Exercise> Search the records below for the word "mass" and show every line where it occurs.

— Begin Provided data —

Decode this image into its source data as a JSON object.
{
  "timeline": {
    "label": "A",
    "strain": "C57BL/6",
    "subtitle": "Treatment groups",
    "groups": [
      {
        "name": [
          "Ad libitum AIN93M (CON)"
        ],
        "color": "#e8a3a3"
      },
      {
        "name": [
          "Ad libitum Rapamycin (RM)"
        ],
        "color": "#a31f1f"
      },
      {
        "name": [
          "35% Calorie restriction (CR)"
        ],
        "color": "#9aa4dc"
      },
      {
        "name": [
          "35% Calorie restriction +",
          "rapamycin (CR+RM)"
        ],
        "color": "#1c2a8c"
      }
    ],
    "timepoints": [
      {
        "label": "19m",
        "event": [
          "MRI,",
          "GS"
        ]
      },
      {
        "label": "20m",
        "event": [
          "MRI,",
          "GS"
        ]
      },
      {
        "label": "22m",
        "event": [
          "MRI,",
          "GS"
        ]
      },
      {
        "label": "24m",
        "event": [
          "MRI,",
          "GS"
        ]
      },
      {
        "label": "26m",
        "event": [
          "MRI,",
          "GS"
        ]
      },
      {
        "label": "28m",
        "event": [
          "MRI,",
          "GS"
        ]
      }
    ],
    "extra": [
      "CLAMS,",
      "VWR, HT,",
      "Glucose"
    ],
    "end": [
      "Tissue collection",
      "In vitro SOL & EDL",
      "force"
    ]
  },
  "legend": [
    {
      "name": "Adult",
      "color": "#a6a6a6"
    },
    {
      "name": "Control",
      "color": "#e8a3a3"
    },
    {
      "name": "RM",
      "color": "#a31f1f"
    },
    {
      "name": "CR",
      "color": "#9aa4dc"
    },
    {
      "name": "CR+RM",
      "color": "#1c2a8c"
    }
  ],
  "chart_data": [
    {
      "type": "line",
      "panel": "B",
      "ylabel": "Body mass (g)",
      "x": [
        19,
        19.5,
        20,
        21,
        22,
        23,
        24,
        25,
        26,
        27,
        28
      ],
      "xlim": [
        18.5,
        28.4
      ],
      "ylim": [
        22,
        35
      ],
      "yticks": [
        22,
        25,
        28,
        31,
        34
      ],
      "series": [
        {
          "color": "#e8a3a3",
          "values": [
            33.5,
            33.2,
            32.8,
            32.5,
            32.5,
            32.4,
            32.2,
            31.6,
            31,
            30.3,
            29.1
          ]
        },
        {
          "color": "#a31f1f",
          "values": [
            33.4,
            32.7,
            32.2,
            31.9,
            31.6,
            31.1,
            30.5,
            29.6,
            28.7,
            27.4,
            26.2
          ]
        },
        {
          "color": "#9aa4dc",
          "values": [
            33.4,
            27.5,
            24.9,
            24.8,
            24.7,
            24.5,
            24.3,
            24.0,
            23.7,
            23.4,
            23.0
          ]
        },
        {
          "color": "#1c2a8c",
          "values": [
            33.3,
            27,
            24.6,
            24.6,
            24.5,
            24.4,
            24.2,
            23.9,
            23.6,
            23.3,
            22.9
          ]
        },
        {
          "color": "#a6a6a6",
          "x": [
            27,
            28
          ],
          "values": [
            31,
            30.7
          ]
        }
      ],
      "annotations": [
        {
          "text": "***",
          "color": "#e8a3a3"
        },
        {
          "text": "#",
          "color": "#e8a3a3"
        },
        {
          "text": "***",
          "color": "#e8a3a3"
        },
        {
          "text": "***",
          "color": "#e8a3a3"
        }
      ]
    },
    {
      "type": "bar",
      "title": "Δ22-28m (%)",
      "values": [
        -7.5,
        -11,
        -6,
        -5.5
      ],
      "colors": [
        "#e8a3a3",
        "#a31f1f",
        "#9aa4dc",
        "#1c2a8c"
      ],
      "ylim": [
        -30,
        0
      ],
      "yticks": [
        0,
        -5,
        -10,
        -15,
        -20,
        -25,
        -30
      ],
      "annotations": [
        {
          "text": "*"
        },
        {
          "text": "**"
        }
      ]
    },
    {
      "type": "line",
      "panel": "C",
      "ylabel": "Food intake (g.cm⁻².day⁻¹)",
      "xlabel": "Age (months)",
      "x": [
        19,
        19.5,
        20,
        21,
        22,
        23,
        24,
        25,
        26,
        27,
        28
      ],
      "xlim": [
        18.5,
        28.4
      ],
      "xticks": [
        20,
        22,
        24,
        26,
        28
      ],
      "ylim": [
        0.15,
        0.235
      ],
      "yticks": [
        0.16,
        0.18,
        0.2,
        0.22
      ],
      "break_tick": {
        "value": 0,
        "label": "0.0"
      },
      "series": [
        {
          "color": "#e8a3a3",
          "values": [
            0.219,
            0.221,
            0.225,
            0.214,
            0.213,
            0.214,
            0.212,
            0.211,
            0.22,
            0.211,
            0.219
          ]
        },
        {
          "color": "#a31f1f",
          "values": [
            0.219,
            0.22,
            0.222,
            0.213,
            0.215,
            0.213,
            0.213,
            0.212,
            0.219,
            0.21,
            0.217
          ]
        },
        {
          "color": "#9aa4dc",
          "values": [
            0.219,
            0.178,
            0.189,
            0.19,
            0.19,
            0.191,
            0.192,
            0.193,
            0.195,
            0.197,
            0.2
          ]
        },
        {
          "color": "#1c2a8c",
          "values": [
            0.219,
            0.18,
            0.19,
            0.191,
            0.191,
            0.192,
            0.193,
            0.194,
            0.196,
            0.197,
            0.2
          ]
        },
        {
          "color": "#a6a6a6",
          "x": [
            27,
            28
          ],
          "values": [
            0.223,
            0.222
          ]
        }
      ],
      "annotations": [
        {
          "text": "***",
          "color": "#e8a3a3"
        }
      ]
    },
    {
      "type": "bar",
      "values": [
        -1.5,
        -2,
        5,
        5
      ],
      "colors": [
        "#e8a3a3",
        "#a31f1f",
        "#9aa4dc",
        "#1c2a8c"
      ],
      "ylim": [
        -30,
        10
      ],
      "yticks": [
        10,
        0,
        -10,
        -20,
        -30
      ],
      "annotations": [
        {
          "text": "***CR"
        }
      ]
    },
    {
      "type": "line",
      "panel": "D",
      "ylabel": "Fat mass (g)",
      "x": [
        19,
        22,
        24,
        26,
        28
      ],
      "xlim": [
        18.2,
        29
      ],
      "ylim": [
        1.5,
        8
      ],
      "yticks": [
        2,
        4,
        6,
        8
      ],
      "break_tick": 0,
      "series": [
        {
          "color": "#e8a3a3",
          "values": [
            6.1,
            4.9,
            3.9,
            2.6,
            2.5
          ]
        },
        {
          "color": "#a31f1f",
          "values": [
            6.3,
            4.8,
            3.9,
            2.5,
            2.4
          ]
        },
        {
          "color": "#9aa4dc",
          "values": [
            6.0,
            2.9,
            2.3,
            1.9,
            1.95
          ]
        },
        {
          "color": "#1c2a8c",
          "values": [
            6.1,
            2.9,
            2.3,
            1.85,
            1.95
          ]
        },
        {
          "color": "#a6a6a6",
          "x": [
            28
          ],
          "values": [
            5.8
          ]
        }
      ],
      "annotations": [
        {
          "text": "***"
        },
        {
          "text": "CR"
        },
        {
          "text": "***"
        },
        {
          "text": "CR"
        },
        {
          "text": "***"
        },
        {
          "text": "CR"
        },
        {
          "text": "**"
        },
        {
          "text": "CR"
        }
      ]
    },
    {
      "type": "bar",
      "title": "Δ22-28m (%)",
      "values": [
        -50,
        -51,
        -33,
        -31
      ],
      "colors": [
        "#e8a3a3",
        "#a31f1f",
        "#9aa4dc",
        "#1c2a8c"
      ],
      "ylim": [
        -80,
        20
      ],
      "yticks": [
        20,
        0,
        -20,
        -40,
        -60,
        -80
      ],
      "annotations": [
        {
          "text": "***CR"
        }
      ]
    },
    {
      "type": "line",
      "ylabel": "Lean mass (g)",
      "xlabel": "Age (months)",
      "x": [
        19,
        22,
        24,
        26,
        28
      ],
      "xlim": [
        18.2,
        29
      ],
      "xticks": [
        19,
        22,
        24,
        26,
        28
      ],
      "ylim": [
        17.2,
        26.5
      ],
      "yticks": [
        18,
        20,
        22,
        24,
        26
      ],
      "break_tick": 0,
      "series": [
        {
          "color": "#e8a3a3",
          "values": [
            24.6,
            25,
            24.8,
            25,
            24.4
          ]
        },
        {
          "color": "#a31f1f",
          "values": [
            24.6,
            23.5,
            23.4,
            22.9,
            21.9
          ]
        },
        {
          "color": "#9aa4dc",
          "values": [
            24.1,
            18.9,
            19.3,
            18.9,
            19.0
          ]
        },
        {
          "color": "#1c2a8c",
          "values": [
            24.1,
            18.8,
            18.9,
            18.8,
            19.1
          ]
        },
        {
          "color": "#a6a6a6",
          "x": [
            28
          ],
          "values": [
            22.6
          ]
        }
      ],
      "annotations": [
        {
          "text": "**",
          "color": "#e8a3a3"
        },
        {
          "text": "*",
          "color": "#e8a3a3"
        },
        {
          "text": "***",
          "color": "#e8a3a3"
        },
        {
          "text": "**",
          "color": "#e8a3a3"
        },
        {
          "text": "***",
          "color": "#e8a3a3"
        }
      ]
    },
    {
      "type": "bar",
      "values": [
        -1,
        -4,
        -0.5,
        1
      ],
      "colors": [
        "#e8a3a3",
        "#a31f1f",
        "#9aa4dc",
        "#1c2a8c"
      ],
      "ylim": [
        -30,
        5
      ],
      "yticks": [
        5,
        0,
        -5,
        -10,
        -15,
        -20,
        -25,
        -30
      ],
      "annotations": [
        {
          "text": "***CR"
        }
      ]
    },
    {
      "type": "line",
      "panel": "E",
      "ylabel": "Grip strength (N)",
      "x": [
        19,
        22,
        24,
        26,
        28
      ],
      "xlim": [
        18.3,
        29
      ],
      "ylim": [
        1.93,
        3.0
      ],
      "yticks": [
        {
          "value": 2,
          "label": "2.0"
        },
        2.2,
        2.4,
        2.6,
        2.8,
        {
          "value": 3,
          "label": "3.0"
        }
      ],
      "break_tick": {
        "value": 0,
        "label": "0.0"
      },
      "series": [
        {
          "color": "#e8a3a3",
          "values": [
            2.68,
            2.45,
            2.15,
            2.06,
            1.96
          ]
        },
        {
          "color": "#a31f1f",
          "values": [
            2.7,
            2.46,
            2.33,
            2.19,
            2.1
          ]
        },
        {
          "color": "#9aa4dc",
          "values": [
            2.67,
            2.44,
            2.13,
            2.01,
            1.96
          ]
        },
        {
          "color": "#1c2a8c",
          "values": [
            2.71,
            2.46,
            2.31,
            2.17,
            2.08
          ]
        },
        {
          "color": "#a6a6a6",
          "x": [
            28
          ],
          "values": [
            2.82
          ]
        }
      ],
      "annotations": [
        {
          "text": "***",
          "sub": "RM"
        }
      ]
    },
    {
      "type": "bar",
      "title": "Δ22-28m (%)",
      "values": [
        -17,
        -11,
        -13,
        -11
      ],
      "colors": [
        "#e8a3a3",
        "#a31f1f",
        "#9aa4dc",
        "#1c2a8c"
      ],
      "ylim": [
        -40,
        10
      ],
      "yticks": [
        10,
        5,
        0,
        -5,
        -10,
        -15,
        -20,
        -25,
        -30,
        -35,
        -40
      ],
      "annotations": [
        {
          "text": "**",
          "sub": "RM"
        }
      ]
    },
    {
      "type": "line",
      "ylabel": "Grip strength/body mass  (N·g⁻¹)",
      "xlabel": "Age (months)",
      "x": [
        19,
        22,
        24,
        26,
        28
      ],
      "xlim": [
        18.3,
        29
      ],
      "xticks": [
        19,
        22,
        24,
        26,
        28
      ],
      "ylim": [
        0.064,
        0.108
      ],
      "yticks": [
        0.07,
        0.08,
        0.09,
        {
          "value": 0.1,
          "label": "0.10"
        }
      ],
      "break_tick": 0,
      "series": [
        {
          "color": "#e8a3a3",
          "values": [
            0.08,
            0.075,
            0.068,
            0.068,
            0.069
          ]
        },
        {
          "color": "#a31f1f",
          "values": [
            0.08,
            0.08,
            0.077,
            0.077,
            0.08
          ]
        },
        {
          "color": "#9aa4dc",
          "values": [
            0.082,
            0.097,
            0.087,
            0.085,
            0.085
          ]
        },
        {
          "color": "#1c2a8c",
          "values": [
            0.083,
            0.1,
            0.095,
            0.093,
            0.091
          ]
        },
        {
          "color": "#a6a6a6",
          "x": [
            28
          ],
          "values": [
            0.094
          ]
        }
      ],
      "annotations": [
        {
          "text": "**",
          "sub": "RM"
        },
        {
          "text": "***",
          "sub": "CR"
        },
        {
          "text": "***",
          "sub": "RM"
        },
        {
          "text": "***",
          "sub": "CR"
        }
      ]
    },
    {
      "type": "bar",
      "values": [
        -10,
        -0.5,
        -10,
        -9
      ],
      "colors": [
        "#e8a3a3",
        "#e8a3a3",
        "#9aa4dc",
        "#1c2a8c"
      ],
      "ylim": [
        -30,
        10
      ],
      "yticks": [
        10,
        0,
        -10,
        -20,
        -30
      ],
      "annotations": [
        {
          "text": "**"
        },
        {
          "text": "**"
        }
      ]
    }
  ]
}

— End Provided data —

Task solution>
      "ylabel": "Body mass (g)",
      "ylabel": "Fat mass (g)",
      "ylabel": "Lean mass (g)",
      "ylabel": "Grip strength/body mass  (N·g⁻¹)",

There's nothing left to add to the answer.